> EXERCISE PROMPT:
What follows are records. Restate all of them word for word.

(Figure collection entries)
::::::

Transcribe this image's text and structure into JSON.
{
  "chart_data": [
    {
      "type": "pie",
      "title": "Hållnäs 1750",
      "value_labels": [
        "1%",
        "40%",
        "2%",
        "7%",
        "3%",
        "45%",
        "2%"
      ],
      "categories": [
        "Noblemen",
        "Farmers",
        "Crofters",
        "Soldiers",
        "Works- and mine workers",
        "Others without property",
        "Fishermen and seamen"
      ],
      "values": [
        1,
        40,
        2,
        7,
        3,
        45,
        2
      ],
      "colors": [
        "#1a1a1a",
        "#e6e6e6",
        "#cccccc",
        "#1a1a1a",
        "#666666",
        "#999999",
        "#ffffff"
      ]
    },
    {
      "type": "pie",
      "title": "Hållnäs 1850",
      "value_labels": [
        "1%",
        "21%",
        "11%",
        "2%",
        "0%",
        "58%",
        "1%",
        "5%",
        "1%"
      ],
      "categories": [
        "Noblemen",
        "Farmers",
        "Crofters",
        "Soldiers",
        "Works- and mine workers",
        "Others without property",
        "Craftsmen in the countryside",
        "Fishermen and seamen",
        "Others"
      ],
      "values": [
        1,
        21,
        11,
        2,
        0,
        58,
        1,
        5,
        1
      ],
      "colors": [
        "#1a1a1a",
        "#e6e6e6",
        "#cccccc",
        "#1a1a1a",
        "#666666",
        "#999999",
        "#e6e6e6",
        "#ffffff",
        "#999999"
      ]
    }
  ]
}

::::::

> EXPECTED ANSWER:
Transcribe this image's text and structure into JSON.
{
  "chart_data": [
    {
      "type": "pie",
      "title": "Hållnäs 1750",
      "value_labels": [
        "1%",
        "40%",
        "2%",
        "7%",
        "3%",
        "45%",
        "2%"
      ],
      "categories": [
        "Noblemen",
        "Farmers",
        "Crofters",
        "Soldiers",
        "Works- and mine workers",
        "Others without property",
        "Fishermen and seamen"
      ],
      "values": [
        1,
        40,
        2,
        7,
        3,
        45,
        2
      ],
      "colors": [
        "#1a1a1a",
        "#e6e6e6",
        "#cccccc",
        "#1a1a1a",
        "#666666",
        "#999999",
        "#ffffff"
      ]
    },
    {
      "type": "pie",
      "title": "Hållnäs 1850",
      "value_labels": [
        "1%",
        "21%",
        "11%",
        "2%",
        "0%",
        "58%",
        "1%",
        "5%",
        "1%"
      ],
      "categories": [
        "Noblemen",
        "Farmers",
        "Crofters",
        "Soldiers",
        "Works- and mine workers",
        "Others without property",
        "Craftsmen in the countryside",
        "Fishermen and seamen",
        "Others"
      ],
      "values": [
        1,
        21,
        11,
        2,
        0,
        58,
        1,
        5,
        1
      ],
      "colors": [
        "#1a1a1a",
        "#e6e6e6",
        "#cccccc",
        "#1a1a1a",
        "#666666",
        "#999999",
        "#e6e6e6",
        "#ffffff",
        "#999999"
      ]
    }
  ]
}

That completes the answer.